Textauszug:
↓↓↓

Würde der Bundeskanzler, ob mit oder ohne Augenklappe, dem nichts ahnenden Bürger unversehens ins Haus schneien, dürfte das erst einmal für Verwirrung sorgen. Nicht anders geht es dem Müller und seiner Familie in Bahram Bezaies Stück „Yazgerds Tod“, als der König plötzlich vor der Tür steht. Kurze Zeit später allerdings liegt der Monarch mausetot auf der Erde, was ein absurdes Whodunit-Spiel in Gang setzt.
„Yazgerds Tod“ wurde 1979 während der Machtübernahme der iranischen Mullahs verfasst, hat aber einen historischen Hintergrund: Im Jahr 651 fand der persische König Yazgerd III. im Kampf gegen arabische Feinde den Tod. Bahram Bezaies Stück ist deshalb Historiendrama, politisches Stück und brechtische Parabel zugleich. Ästhetisch ist es vor allem letzter Punkt, an dem Regisseurin Mina Salehpour mit ihrer Vorliebe für ein hochästhetisiertes, formalisiertes Spiel andockt. Vor einer gewaltigen kreisrunden Scheibe, die als Mühlstein oder Mond lesbar ist, öffnet sich eine durchbrochene, nach vorne abfallende, halbrunde Mauerhälfte (Bühne: Afsoon Pajoufar). In ihrer Mitte ein Sand belegter Spielkreis, in dem sich das lehrstückhafte Geschehen abspielt.

↑↑↑

Bereitgestellte Daten:

↓↓↓

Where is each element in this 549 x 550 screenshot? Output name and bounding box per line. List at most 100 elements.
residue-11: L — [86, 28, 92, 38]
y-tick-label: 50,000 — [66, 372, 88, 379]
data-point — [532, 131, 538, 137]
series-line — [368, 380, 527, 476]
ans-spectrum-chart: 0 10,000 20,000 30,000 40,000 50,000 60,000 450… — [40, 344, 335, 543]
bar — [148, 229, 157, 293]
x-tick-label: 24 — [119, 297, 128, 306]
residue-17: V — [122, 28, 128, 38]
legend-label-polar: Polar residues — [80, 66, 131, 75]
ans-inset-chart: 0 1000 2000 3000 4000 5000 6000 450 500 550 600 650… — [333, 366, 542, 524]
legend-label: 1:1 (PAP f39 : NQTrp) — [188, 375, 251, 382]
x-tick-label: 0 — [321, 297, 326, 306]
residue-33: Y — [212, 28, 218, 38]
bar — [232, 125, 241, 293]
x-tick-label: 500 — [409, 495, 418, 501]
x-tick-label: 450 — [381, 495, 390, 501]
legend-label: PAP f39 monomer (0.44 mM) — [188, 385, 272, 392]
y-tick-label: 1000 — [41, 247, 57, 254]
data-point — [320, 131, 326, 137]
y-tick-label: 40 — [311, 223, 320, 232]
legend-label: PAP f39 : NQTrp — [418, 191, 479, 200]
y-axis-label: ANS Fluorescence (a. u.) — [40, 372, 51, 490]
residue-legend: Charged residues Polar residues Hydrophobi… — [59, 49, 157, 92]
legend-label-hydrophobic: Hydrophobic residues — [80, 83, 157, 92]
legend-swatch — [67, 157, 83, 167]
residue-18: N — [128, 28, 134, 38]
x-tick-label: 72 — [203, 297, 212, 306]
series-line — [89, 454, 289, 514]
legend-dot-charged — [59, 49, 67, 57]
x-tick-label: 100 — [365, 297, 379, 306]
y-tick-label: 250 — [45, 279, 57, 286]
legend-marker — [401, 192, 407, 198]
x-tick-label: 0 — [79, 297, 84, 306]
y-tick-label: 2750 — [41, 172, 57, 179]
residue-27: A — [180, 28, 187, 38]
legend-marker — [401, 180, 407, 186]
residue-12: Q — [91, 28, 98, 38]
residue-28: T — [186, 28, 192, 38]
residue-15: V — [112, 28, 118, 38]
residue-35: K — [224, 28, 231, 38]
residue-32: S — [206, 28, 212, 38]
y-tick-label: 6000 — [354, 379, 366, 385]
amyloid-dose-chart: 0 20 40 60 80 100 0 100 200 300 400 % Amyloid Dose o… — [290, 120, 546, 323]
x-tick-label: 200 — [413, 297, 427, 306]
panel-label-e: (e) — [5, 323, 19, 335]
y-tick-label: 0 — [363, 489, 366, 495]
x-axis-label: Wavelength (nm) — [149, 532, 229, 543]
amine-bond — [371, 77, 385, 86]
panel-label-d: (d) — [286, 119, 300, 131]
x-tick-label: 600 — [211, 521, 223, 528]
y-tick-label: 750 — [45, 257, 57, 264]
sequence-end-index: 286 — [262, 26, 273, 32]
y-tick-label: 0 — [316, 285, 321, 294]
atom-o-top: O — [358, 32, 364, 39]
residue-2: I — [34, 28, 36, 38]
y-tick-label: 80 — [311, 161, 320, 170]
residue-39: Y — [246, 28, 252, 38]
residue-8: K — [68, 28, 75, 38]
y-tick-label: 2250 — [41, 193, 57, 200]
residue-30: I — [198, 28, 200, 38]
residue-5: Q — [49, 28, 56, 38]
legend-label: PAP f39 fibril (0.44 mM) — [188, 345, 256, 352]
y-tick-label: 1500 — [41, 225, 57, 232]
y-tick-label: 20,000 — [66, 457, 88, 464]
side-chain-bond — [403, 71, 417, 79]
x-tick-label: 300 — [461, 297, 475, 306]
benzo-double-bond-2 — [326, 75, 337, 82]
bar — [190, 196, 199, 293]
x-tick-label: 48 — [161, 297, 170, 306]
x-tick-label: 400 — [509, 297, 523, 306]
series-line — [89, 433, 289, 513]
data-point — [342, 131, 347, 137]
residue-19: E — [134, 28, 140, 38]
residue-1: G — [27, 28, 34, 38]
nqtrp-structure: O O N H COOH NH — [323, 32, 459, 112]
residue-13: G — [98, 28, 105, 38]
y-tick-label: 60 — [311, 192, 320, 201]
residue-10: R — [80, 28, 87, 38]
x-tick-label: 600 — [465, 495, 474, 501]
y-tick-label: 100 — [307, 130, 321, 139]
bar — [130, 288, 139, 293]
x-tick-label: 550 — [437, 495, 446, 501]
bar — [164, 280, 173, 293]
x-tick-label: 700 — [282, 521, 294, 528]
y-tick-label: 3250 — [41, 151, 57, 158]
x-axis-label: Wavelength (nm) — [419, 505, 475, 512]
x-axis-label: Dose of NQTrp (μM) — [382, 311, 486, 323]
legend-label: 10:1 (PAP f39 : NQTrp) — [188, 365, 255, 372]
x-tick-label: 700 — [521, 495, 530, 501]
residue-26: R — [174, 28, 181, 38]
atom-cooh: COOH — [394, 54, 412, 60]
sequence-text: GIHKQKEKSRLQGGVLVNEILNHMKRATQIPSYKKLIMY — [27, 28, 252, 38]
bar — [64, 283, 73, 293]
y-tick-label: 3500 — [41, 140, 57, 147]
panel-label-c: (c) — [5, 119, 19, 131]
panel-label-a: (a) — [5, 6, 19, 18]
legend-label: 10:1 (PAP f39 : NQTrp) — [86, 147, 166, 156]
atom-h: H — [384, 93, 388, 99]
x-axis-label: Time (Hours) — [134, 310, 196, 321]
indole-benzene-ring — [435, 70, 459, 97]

↑↑↑

Die Aufgabe: Gib aus dem Textauszug über „Yazgerds Tod“ die Stelle wortgetreu wieder, die bei den Worten „Würde der Bundeskanzler, ob“ anfängt, und hör nach „in Gang setzt.“ auf. Die Einträge stammen aus einer anderen Quelle.

Antwort zur Aufgabe:
Würde der Bundeskanzler, ob mit oder ohne Augenklappe, dem nichts ahnenden Bürger unversehens ins Haus schneien, dürfte das erst einmal für Verwirrung sorgen. Nicht anders geht es dem Müller und seiner Familie in Bahram Bezaies Stück „Yazgerds Tod“, als der König plötzlich vor der Tür steht. Kurze Zeit später allerdings liegt der Monarch mausetot auf der Erde, was ein absurdes Whodunit-Spiel in Gang setzt.